> **Records shown**
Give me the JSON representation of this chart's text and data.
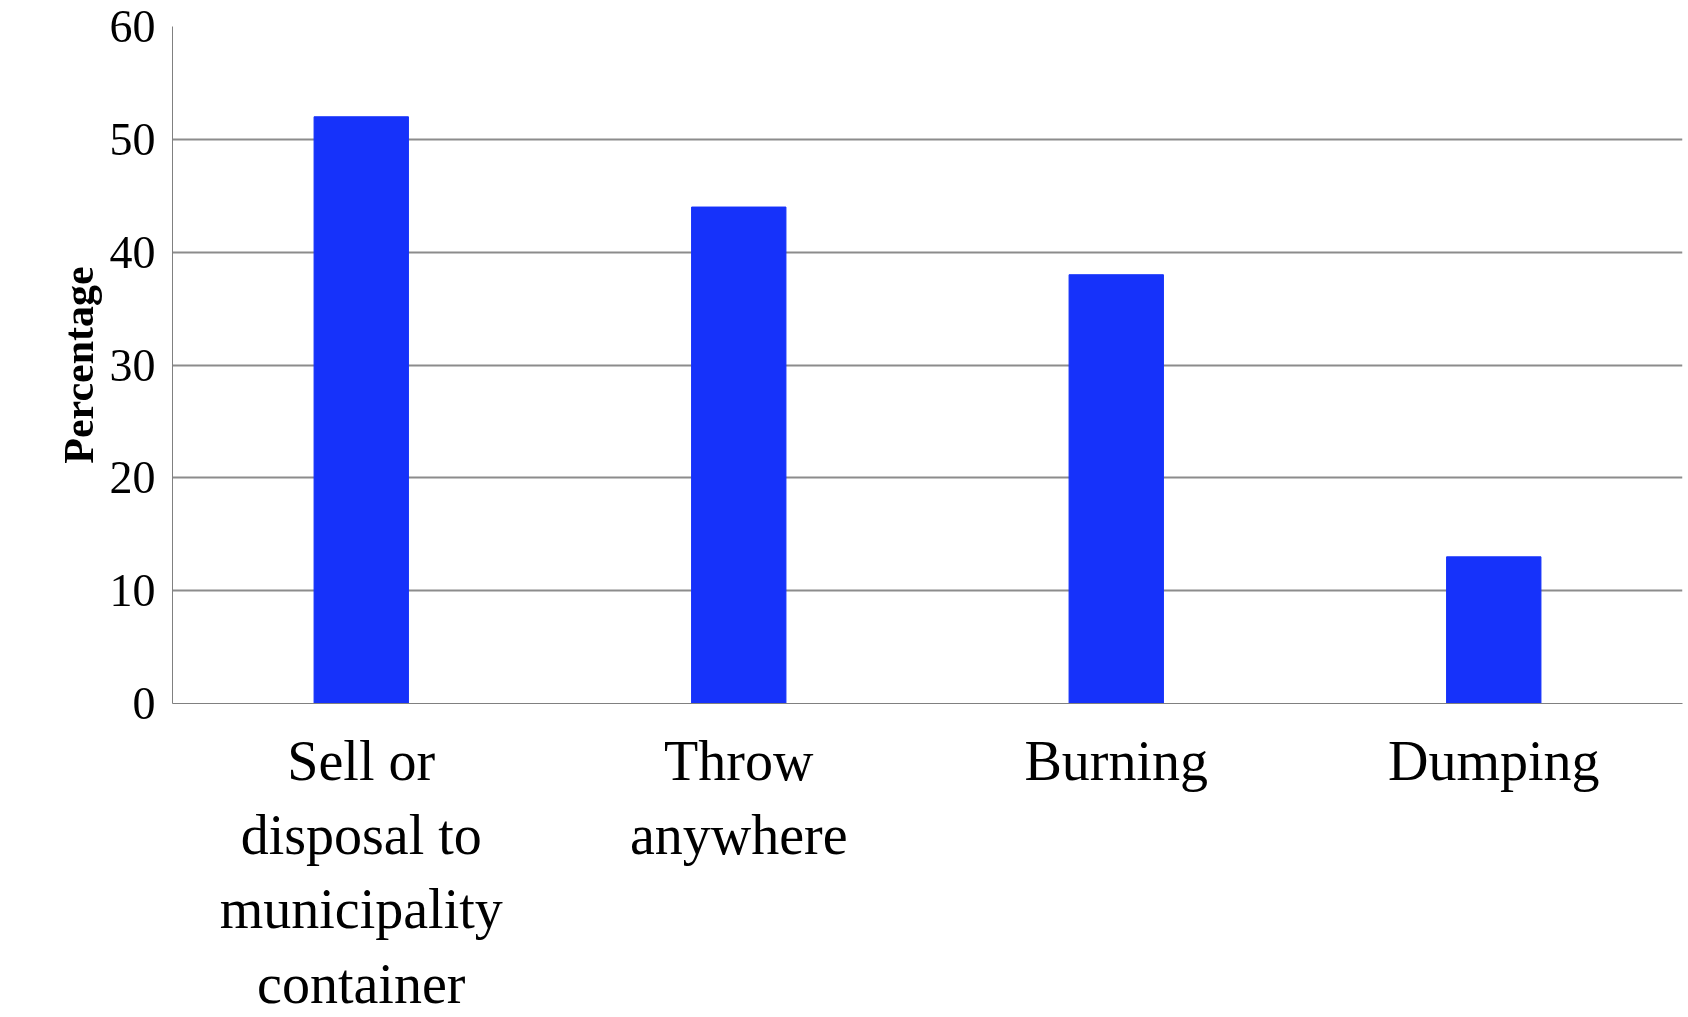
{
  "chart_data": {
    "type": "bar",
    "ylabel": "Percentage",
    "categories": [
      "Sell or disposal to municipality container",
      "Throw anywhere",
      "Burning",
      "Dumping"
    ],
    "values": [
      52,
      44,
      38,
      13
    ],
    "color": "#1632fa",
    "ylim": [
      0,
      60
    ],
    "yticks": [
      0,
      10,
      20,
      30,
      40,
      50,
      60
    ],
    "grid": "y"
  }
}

> **Work instructions**
All of the data needs repeating exactly, but the pictures do not.

> **Output for this task**
Give me the JSON representation of this chart's text and data.
{
  "chart_data": {
    "type": "bar",
    "ylabel": "Percentage",
    "categories": [
      "Sell or disposal to municipality container",
      "Throw anywhere",
      "Burning",
      "Dumping"
    ],
    "values": [
      52,
      44,
      38,
      13
    ],
    "color": "#1632fa",
    "ylim": [
      0,
      60
    ],
    "yticks": [
      0,
      10,
      20,
      30,
      40,
      50,
      60
    ],
    "grid": "y"
  }
}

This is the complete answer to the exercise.